> _Given request_:
Summarize the Arduino introduction below in two sentences.

> _Selection_:
Readers interested in microcontrollers should have heard of Arduino or even used it, but many still do not understand what Arduino is. Today, I will briefly describe Arduino-related content for beginners.
1. Introduction to Arduino
To understand Arduino, one must first understand what a microcontroller is. The foundation of the Arduino platform is actually the AVR instruction set of microcontrollers.
1. What is a Microcontroller?
A working computer consists of several parts: Central Processing Unit (CPU for computation and control), Random Access Memory (RAM for data storage), Read-Only Memory (ROM for program storage), and Input/Output devices (such as serial and parallel ports). In personal computers (PCs), these parts are divided into several chips installed on a printed circuit board called the motherboard. In a microcontroller, all these parts are integrated into a single integrated circuit chip, hence the name “microcontroller” (single-chip machine). Some microcontrollers also integrate other components such as Analog-to-Digital (A/D) and Digital-to-Analog (D/A) converters.
2. What is the Use of Microcontrollers?
As the saying goes, using a sledgehammer to crack a nut is not necessary in every situation. Not every scenario requires high performance. Imagine a voice-controlled lamp using an Intel i7 processor; its cost-effectiveness would be astonishingly low. The key to application is whether it is sufficient and whether it has a good performance-to-price ratio, which is where microcontrollers fill the gap.

> _Supplied entries_:
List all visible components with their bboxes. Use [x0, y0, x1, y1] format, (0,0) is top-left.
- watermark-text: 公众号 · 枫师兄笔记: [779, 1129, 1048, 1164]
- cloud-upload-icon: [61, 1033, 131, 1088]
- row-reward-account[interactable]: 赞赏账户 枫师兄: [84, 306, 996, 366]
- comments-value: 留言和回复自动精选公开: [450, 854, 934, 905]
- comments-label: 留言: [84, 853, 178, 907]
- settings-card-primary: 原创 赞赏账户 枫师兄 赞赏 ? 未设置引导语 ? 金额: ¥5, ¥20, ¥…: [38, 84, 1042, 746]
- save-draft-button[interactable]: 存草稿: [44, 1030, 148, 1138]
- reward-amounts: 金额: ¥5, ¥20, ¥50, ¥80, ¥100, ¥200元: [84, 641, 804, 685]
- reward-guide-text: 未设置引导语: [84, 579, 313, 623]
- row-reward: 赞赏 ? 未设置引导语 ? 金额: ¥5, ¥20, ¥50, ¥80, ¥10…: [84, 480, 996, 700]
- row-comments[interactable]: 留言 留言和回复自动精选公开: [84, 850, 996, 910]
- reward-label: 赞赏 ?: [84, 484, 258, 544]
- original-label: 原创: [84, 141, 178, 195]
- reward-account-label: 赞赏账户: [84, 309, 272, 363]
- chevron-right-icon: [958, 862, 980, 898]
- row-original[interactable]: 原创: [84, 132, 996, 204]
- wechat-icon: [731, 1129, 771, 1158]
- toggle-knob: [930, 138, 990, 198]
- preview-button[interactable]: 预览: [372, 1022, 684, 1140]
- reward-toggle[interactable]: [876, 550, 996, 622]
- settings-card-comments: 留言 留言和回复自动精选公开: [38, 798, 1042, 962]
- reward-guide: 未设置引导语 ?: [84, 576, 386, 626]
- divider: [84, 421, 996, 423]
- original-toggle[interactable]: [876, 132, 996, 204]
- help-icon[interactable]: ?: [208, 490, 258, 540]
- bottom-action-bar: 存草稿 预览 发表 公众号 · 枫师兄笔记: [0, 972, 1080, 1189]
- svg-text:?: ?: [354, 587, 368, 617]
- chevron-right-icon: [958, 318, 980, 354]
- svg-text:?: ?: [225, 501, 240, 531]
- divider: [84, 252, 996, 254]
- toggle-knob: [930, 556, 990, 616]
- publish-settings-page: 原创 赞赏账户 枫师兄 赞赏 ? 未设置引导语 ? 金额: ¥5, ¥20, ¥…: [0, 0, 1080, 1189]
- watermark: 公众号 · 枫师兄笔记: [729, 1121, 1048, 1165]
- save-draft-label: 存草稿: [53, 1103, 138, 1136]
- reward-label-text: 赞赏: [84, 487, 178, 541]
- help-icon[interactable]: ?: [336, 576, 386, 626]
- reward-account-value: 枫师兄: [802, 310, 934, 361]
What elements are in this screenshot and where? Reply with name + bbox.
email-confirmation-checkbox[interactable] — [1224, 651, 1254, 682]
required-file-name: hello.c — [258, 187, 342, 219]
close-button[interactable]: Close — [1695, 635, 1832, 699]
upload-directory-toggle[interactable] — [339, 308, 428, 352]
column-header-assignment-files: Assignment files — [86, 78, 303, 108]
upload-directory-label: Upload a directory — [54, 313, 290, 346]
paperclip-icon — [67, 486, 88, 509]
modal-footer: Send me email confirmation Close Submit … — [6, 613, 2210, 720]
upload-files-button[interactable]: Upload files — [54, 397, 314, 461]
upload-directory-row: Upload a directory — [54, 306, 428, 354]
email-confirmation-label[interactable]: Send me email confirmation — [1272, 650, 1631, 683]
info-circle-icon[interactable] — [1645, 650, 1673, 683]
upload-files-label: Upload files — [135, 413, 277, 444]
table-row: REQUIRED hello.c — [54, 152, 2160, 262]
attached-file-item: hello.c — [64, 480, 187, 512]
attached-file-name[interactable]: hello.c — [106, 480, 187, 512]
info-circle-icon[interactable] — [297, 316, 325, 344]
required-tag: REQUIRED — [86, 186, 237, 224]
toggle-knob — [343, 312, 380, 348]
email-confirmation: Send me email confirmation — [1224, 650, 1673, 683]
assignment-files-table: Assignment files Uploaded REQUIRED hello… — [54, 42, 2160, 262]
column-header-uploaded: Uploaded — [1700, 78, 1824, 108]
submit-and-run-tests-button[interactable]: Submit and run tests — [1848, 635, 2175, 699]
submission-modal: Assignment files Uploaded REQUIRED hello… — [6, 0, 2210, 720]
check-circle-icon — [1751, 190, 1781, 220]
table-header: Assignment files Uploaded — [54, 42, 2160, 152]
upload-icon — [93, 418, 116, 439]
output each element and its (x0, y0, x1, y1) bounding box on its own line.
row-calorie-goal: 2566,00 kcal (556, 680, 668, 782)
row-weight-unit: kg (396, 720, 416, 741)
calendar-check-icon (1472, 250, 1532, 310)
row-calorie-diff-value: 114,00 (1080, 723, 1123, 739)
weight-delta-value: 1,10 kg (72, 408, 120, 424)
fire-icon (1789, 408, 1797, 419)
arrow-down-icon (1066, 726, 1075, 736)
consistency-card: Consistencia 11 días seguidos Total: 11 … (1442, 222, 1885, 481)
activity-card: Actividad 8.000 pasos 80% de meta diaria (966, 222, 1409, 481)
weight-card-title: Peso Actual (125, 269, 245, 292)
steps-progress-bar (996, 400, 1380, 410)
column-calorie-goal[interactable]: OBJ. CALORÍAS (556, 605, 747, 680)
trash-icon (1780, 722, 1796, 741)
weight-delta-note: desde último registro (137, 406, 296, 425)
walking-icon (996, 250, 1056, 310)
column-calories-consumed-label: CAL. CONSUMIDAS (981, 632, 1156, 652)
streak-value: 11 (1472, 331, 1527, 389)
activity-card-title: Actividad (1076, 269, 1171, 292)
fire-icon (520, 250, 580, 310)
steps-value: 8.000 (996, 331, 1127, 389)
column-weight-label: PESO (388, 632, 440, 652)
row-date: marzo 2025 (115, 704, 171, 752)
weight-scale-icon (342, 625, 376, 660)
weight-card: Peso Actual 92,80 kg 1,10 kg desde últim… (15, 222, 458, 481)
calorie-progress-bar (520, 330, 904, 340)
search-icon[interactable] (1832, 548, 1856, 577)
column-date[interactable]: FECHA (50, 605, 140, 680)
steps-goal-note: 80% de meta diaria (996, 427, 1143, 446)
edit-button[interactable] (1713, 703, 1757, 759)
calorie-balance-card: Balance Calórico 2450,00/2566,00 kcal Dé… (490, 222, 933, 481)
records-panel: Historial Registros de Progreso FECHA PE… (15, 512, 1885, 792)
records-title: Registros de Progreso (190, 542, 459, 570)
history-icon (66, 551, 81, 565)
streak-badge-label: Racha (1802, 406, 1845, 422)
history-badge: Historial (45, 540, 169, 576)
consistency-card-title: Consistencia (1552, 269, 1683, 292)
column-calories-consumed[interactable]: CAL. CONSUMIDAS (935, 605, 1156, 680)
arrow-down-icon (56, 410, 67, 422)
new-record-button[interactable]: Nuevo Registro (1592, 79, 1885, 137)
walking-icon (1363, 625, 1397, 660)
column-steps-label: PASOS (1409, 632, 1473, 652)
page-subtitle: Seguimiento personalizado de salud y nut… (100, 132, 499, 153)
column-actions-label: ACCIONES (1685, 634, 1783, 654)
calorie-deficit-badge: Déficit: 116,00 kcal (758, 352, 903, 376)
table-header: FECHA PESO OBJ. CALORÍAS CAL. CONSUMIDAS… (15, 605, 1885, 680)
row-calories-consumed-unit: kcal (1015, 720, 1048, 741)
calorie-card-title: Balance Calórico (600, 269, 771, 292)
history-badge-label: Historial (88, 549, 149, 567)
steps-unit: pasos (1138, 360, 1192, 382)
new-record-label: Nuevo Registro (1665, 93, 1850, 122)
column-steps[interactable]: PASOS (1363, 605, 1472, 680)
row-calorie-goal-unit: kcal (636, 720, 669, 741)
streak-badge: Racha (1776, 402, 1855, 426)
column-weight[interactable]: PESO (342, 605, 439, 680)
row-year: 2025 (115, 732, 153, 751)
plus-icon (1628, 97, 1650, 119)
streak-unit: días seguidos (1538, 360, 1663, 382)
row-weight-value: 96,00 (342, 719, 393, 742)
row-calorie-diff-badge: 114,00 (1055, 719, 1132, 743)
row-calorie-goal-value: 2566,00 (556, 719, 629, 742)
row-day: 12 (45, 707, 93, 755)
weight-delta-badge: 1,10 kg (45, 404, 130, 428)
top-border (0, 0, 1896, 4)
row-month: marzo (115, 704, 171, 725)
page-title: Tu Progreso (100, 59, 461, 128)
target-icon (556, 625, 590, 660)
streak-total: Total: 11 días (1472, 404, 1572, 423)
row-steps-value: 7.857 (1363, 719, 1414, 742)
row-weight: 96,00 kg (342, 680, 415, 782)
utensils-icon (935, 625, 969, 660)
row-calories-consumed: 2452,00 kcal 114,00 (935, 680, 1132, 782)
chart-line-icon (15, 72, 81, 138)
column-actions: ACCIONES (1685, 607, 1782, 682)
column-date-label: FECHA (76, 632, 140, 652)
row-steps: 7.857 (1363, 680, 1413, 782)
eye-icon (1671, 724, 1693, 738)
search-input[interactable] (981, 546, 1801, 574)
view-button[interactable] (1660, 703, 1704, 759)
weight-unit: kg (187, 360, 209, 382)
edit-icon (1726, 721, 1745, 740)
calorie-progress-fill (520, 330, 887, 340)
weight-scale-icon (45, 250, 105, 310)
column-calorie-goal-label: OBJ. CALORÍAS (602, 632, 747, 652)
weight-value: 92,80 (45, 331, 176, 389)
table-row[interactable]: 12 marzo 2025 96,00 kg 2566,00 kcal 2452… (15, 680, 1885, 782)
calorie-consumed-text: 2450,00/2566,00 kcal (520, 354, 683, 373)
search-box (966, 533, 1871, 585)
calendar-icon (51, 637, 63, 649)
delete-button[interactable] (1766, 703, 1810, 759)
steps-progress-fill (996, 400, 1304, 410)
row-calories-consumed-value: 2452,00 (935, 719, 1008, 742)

> _Finished answer_:
Arduino is built on the AVR instruction set of microcontrollers, which put a computer's CPU, RAM, ROM and input/output devices on a single integrated circuit chip instead of spreading them across several chips on a motherboard. Microcontrollers suit jobs that don't need high performance but do need to be sufficient and cost-effective, such as a voice-controlled lamp, where an Intel i7 processor would be a poor value.